> _Exercise prompt_:
Your task is to repeat the lines below exactly, excluding any pictures they contain.

> _Dataset content_:
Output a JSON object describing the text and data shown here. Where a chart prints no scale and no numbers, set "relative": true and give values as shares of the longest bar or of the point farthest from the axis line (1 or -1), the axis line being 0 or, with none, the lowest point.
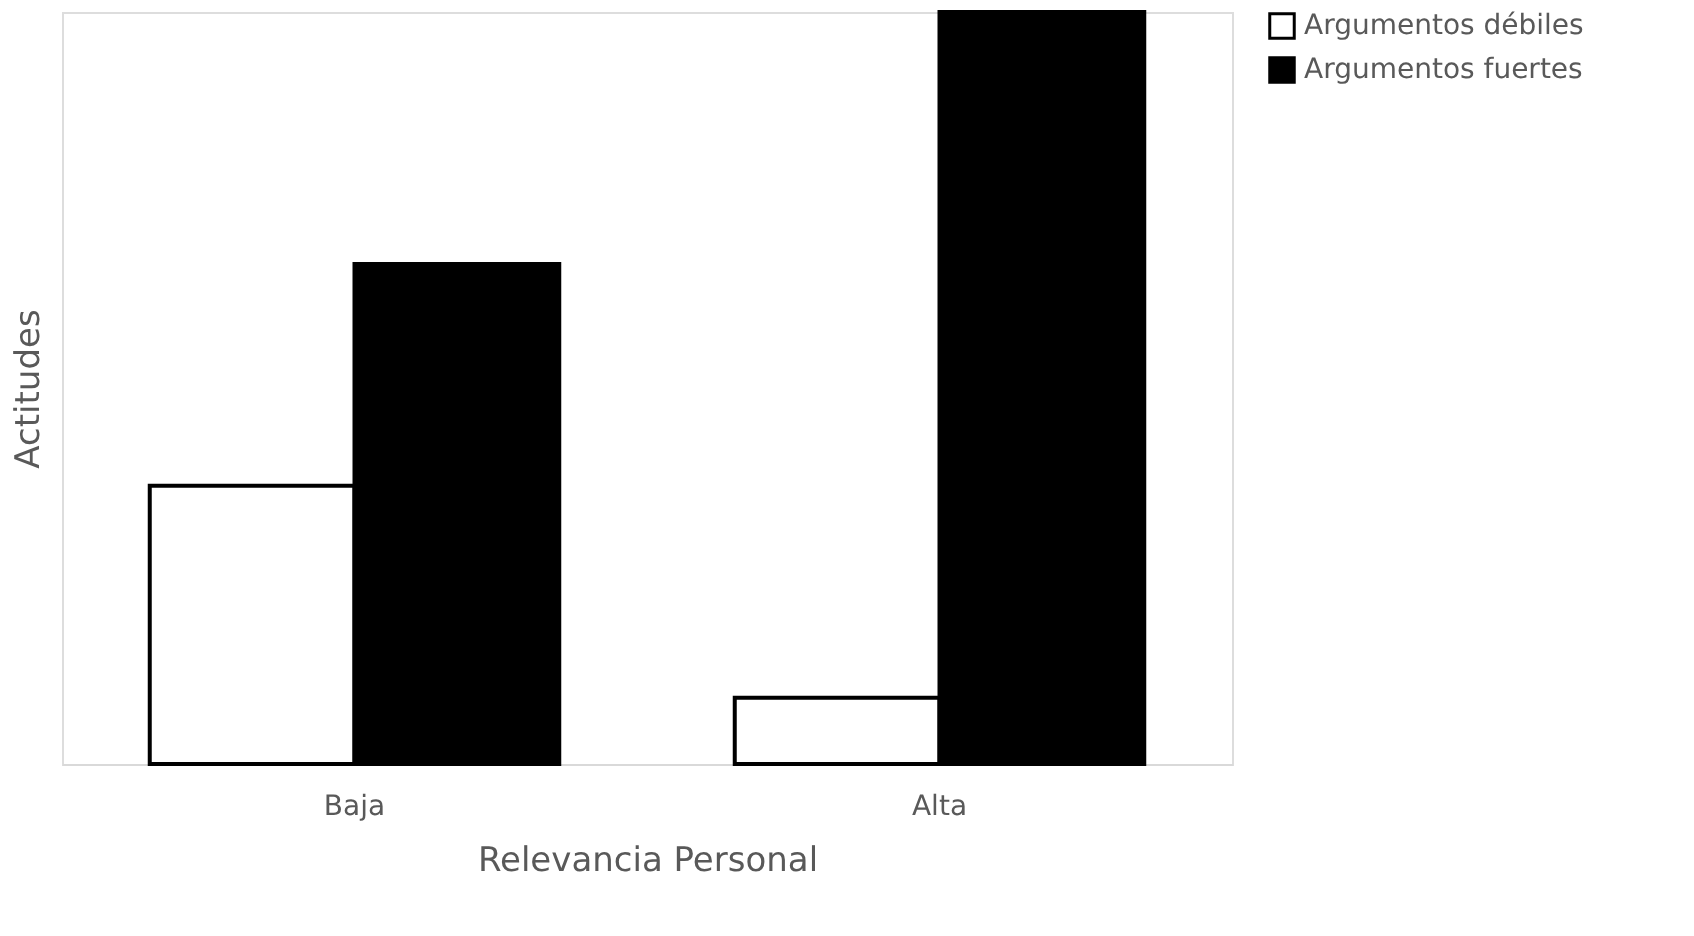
{
  "chart_data": {
    "type": "bar",
    "xlabel": "Relevancia Personal",
    "ylabel": "Actitudes",
    "relative": true,
    "categories": [
      "Baja",
      "Alta"
    ],
    "series": [
      {
        "name": "Argumentos débiles",
        "color": "#ffffff",
        "values": [
          0.37,
          0.088
        ]
      },
      {
        "name": "Argumentos fuertes",
        "color": "#000000",
        "values": [
          0.665,
          1
        ]
      }
    ],
    "legend": "right",
    "grid": false
  }
}
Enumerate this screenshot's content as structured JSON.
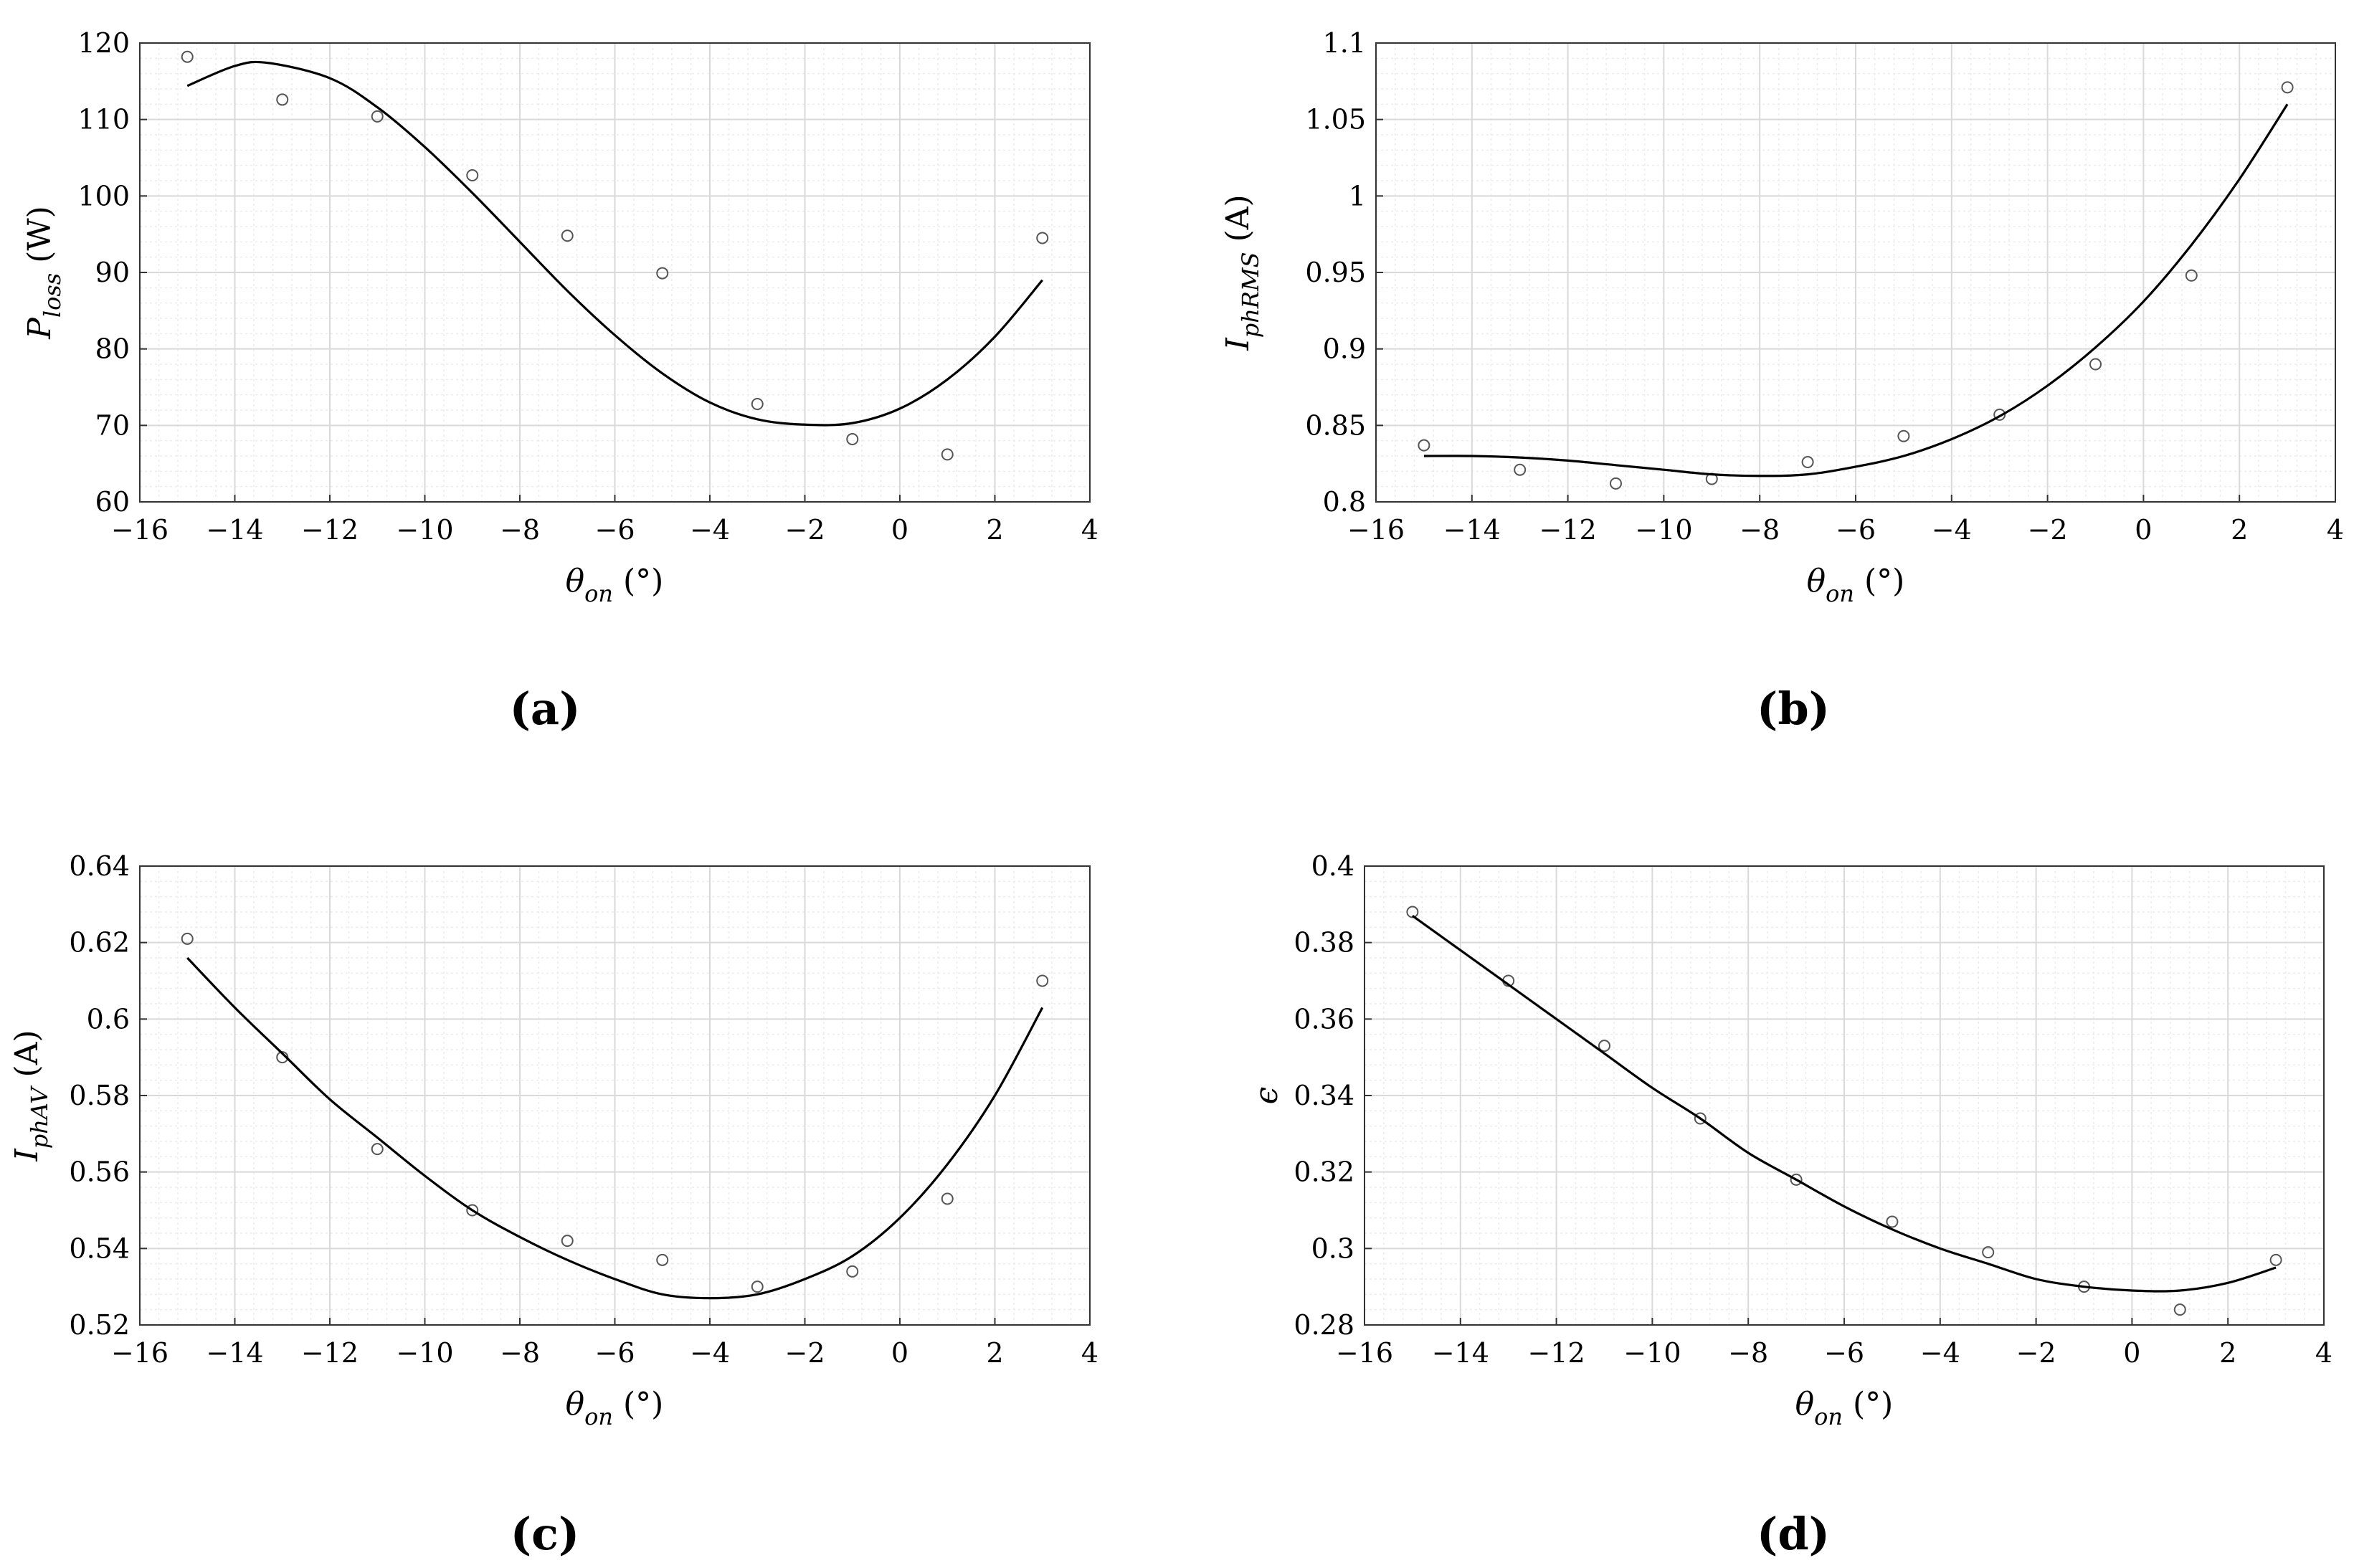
{
  "chart_data": [
    {
      "panel_label": "(a)",
      "type": "scatter",
      "xlabel": "θ on (°)",
      "ylabel": "P loss  (W)",
      "xlabel_main": "θ",
      "xlabel_sub": "on",
      "xlabel_unit": " (°)",
      "ylabel_main": "P",
      "ylabel_sub": "loss",
      "ylabel_unit": "  (W)",
      "xlim": [
        -16,
        4
      ],
      "ylim": [
        60,
        120
      ],
      "xticks": [
        "−16",
        "−14",
        "−12",
        "−10",
        "−8",
        "−6",
        "−4",
        "−2",
        "0",
        "2",
        "4"
      ],
      "yticks": [
        "60",
        "70",
        "80",
        "90",
        "100",
        "110",
        "120"
      ],
      "grid": true,
      "series": [
        {
          "kind": "points",
          "x": [
            -15,
            -13,
            -11,
            -9,
            -7,
            -5,
            -3,
            -1,
            1,
            3
          ],
          "y": [
            118.2,
            112.6,
            110.4,
            102.7,
            94.8,
            89.9,
            72.8,
            68.2,
            66.2,
            94.5
          ]
        },
        {
          "kind": "fit_curve",
          "x": [
            -15,
            -14,
            -13.3,
            -12,
            -11,
            -10,
            -9,
            -8,
            -7,
            -6,
            -5,
            -4,
            -3,
            -2,
            -1,
            0,
            1,
            2,
            3
          ],
          "y": [
            114.4,
            117.0,
            117.4,
            115.4,
            111.6,
            106.4,
            100.4,
            94.0,
            87.6,
            81.8,
            76.8,
            73.0,
            70.8,
            70.1,
            70.3,
            72.2,
            76.0,
            81.6,
            89.0
          ]
        }
      ]
    },
    {
      "panel_label": "(b)",
      "type": "scatter",
      "xlabel": "θ on (°)",
      "ylabel": "I phRMS  (A)",
      "xlabel_main": "θ",
      "xlabel_sub": "on",
      "xlabel_unit": " (°)",
      "ylabel_main": "I",
      "ylabel_sub": "phRMS",
      "ylabel_unit": "  (A)",
      "xlim": [
        -16,
        4
      ],
      "ylim": [
        0.8,
        1.1
      ],
      "xticks": [
        "−16",
        "−14",
        "−12",
        "−10",
        "−8",
        "−6",
        "−4",
        "−2",
        "0",
        "2",
        "4"
      ],
      "yticks": [
        "0.8",
        "0.85",
        "0.9",
        "0.95",
        "1",
        "1.05",
        "1.1"
      ],
      "grid": true,
      "series": [
        {
          "kind": "points",
          "x": [
            -15,
            -13,
            -11,
            -9,
            -7,
            -5,
            -3,
            -1,
            1,
            3
          ],
          "y": [
            0.837,
            0.821,
            0.812,
            0.815,
            0.826,
            0.843,
            0.857,
            0.89,
            0.948,
            1.071
          ]
        },
        {
          "kind": "fit_curve",
          "x": [
            -15,
            -14,
            -13,
            -12,
            -11,
            -10,
            -9,
            -8,
            -7,
            -6,
            -5,
            -4,
            -3,
            -2,
            -1,
            0,
            1,
            2,
            3
          ],
          "y": [
            0.83,
            0.83,
            0.829,
            0.827,
            0.824,
            0.821,
            0.818,
            0.817,
            0.818,
            0.823,
            0.83,
            0.841,
            0.856,
            0.876,
            0.901,
            0.931,
            0.968,
            1.011,
            1.06
          ]
        }
      ]
    },
    {
      "panel_label": "(c)",
      "type": "scatter",
      "xlabel": "θ on (°)",
      "ylabel": "I phAV  (A)",
      "xlabel_main": "θ",
      "xlabel_sub": "on",
      "xlabel_unit": " (°)",
      "ylabel_main": "I",
      "ylabel_sub": "phAV",
      "ylabel_unit": "  (A)",
      "xlim": [
        -16,
        4
      ],
      "ylim": [
        0.52,
        0.64
      ],
      "xticks": [
        "−16",
        "−14",
        "−12",
        "−10",
        "−8",
        "−6",
        "−4",
        "−2",
        "0",
        "2",
        "4"
      ],
      "yticks": [
        "0.52",
        "0.54",
        "0.56",
        "0.58",
        "0.6",
        "0.62",
        "0.64"
      ],
      "grid": true,
      "series": [
        {
          "kind": "points",
          "x": [
            -15,
            -13,
            -11,
            -9,
            -7,
            -5,
            -3,
            -1,
            1,
            3
          ],
          "y": [
            0.621,
            0.59,
            0.566,
            0.55,
            0.542,
            0.537,
            0.53,
            0.534,
            0.553,
            0.61
          ]
        },
        {
          "kind": "fit_curve",
          "x": [
            -15,
            -14,
            -13,
            -12,
            -11,
            -10,
            -9,
            -8,
            -7,
            -6,
            -5,
            -4,
            -3,
            -2,
            -1,
            0,
            1,
            2,
            3
          ],
          "y": [
            0.616,
            0.603,
            0.591,
            0.579,
            0.569,
            0.559,
            0.55,
            0.543,
            0.537,
            0.532,
            0.528,
            0.527,
            0.528,
            0.532,
            0.538,
            0.548,
            0.562,
            0.58,
            0.603
          ]
        }
      ]
    },
    {
      "panel_label": "(d)",
      "type": "scatter",
      "xlabel": "θ on (°)",
      "ylabel": "ϵ",
      "xlabel_main": "θ",
      "xlabel_sub": "on",
      "xlabel_unit": " (°)",
      "ylabel_main": "ϵ",
      "ylabel_sub": "",
      "ylabel_unit": "",
      "xlim": [
        -16,
        4
      ],
      "ylim": [
        0.28,
        0.4
      ],
      "xticks": [
        "−16",
        "−14",
        "−12",
        "−10",
        "−8",
        "−6",
        "−4",
        "−2",
        "0",
        "2",
        "4"
      ],
      "yticks": [
        "0.28",
        "0.3",
        "0.32",
        "0.34",
        "0.36",
        "0.38",
        "0.4"
      ],
      "grid": true,
      "series": [
        {
          "kind": "points",
          "x": [
            -15,
            -13,
            -11,
            -9,
            -7,
            -5,
            -3,
            -1,
            1,
            3
          ],
          "y": [
            0.388,
            0.37,
            0.353,
            0.334,
            0.318,
            0.307,
            0.299,
            0.29,
            0.284,
            0.297
          ]
        },
        {
          "kind": "fit_curve",
          "x": [
            -15,
            -14,
            -13,
            -12,
            -11,
            -10,
            -9,
            -8,
            -7,
            -6,
            -5,
            -4,
            -3,
            -2,
            -1,
            0,
            1,
            2,
            3
          ],
          "y": [
            0.387,
            0.378,
            0.369,
            0.36,
            0.351,
            0.342,
            0.334,
            0.325,
            0.318,
            0.311,
            0.305,
            0.3,
            0.296,
            0.292,
            0.29,
            0.289,
            0.289,
            0.291,
            0.295
          ]
        }
      ]
    }
  ]
}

> _Full output_:
Output a JSON object describing the text and data shown here. Where a chart prints no scale and no numbers, set "relative": true and give values as shares of the longest bar or of the point farthest from the axis line (1 or -1), the axis line being 0 or, with none, the lowest point.
{
  "chart_data": {
    "type": "bar",
    "xlabel": "Relevancia Personal",
    "ylabel": "Actitudes",
    "relative": true,
    "categories": [
      "Baja",
      "Alta"
    ],
    "series": [
      {
        "name": "Argumentos débiles",
        "color": "#ffffff",
        "values": [
          0.37,
          0.088
        ]
      },
      {
        "name": "Argumentos fuertes",
        "color": "#000000",
        "values": [
          0.665,
          1
        ]
      }
    ],
    "legend": "right",
    "grid": false
  }
}
Enumerate this screenshot's content as structured JSON.
{
  "chart_data": [
    {
      "panel_label": "(a)",
      "type": "scatter",
      "xlabel": "θ on (°)",
      "ylabel": "P loss  (W)",
      "xlabel_main": "θ",
      "xlabel_sub": "on",
      "xlabel_unit": " (°)",
      "ylabel_main": "P",
      "ylabel_sub": "loss",
      "ylabel_unit": "  (W)",
      "xlim": [
        -16,
        4
      ],
      "ylim": [
        60,
        120
      ],
      "xticks": [
        "−16",
        "−14",
        "−12",
        "−10",
        "−8",
        "−6",
        "−4",
        "−2",
        "0",
        "2",
        "4"
      ],
      "yticks": [
        "60",
        "70",
        "80",
        "90",
        "100",
        "110",
        "120"
      ],
      "grid": true,
      "series": [
        {
          "kind": "points",
          "x": [
            -15,
            -13,
            -11,
            -9,
            -7,
            -5,
            -3,
            -1,
            1,
            3
          ],
          "y": [
            118.2,
            112.6,
            110.4,
            102.7,
            94.8,
            89.9,
            72.8,
            68.2,
            66.2,
            94.5
          ]
        },
        {
          "kind": "fit_curve",
          "x": [
            -15,
            -14,
            -13.3,
            -12,
            -11,
            -10,
            -9,
            -8,
            -7,
            -6,
            -5,
            -4,
            -3,
            -2,
            -1,
            0,
            1,
            2,
            3
          ],
          "y": [
            114.4,
            117.0,
            117.4,
            115.4,
            111.6,
            106.4,
            100.4,
            94.0,
            87.6,
            81.8,
            76.8,
            73.0,
            70.8,
            70.1,
            70.3,
            72.2,
            76.0,
            81.6,
            89.0
          ]
        }
      ]
    },
    {
      "panel_label": "(b)",
      "type": "scatter",
      "xlabel": "θ on (°)",
      "ylabel": "I phRMS  (A)",
      "xlabel_main": "θ",
      "xlabel_sub": "on",
      "xlabel_unit": " (°)",
      "ylabel_main": "I",
      "ylabel_sub": "phRMS",
      "ylabel_unit": "  (A)",
      "xlim": [
        -16,
        4
      ],
      "ylim": [
        0.8,
        1.1
      ],
      "xticks": [
        "−16",
        "−14",
        "−12",
        "−10",
        "−8",
        "−6",
        "−4",
        "−2",
        "0",
        "2",
        "4"
      ],
      "yticks": [
        "0.8",
        "0.85",
        "0.9",
        "0.95",
        "1",
        "1.05",
        "1.1"
      ],
      "grid": true,
      "series": [
        {
          "kind": "points",
          "x": [
            -15,
            -13,
            -11,
            -9,
            -7,
            -5,
            -3,
            -1,
            1,
            3
          ],
          "y": [
            0.837,
            0.821,
            0.812,
            0.815,
            0.826,
            0.843,
            0.857,
            0.89,
            0.948,
            1.071
          ]
        },
        {
          "kind": "fit_curve",
          "x": [
            -15,
            -14,
            -13,
            -12,
            -11,
            -10,
            -9,
            -8,
            -7,
            -6,
            -5,
            -4,
            -3,
            -2,
            -1,
            0,
            1,
            2,
            3
          ],
          "y": [
            0.83,
            0.83,
            0.829,
            0.827,
            0.824,
            0.821,
            0.818,
            0.817,
            0.818,
            0.823,
            0.83,
            0.841,
            0.856,
            0.876,
            0.901,
            0.931,
            0.968,
            1.011,
            1.06
          ]
        }
      ]
    },
    {
      "panel_label": "(c)",
      "type": "scatter",
      "xlabel": "θ on (°)",
      "ylabel": "I phAV  (A)",
      "xlabel_main": "θ",
      "xlabel_sub": "on",
      "xlabel_unit": " (°)",
      "ylabel_main": "I",
      "ylabel_sub": "phAV",
      "ylabel_unit": "  (A)",
      "xlim": [
        -16,
        4
      ],
      "ylim": [
        0.52,
        0.64
      ],
      "xticks": [
        "−16",
        "−14",
        "−12",
        "−10",
        "−8",
        "−6",
        "−4",
        "−2",
        "0",
        "2",
        "4"
      ],
      "yticks": [
        "0.52",
        "0.54",
        "0.56",
        "0.58",
        "0.6",
        "0.62",
        "0.64"
      ],
      "grid": true,
      "series": [
        {
          "kind": "points",
          "x": [
            -15,
            -13,
            -11,
            -9,
            -7,
            -5,
            -3,
            -1,
            1,
            3
          ],
          "y": [
            0.621,
            0.59,
            0.566,
            0.55,
            0.542,
            0.537,
            0.53,
            0.534,
            0.553,
            0.61
          ]
        },
        {
          "kind": "fit_curve",
          "x": [
            -15,
            -14,
            -13,
            -12,
            -11,
            -10,
            -9,
            -8,
            -7,
            -6,
            -5,
            -4,
            -3,
            -2,
            -1,
            0,
            1,
            2,
            3
          ],
          "y": [
            0.616,
            0.603,
            0.591,
            0.579,
            0.569,
            0.559,
            0.55,
            0.543,
            0.537,
            0.532,
            0.528,
            0.527,
            0.528,
            0.532,
            0.538,
            0.548,
            0.562,
            0.58,
            0.603
          ]
        }
      ]
    },
    {
      "panel_label": "(d)",
      "type": "scatter",
      "xlabel": "θ on (°)",
      "ylabel": "ϵ",
      "xlabel_main": "θ",
      "xlabel_sub": "on",
      "xlabel_unit": " (°)",
      "ylabel_main": "ϵ",
      "ylabel_sub": "",
      "ylabel_unit": "",
      "xlim": [
        -16,
        4
      ],
      "ylim": [
        0.28,
        0.4
      ],
      "xticks": [
        "−16",
        "−14",
        "−12",
        "−10",
        "−8",
        "−6",
        "−4",
        "−2",
        "0",
        "2",
        "4"
      ],
      "yticks": [
        "0.28",
        "0.3",
        "0.32",
        "0.34",
        "0.36",
        "0.38",
        "0.4"
      ],
      "grid": true,
      "series": [
        {
          "kind": "points",
          "x": [
            -15,
            -13,
            -11,
            -9,
            -7,
            -5,
            -3,
            -1,
            1,
            3
          ],
          "y": [
            0.388,
            0.37,
            0.353,
            0.334,
            0.318,
            0.307,
            0.299,
            0.29,
            0.284,
            0.297
          ]
        },
        {
          "kind": "fit_curve",
          "x": [
            -15,
            -14,
            -13,
            -12,
            -11,
            -10,
            -9,
            -8,
            -7,
            -6,
            -5,
            -4,
            -3,
            -2,
            -1,
            0,
            1,
            2,
            3
          ],
          "y": [
            0.387,
            0.378,
            0.369,
            0.36,
            0.351,
            0.342,
            0.334,
            0.325,
            0.318,
            0.311,
            0.305,
            0.3,
            0.296,
            0.292,
            0.29,
            0.289,
            0.289,
            0.291,
            0.295
          ]
        }
      ]
    }
  ]
}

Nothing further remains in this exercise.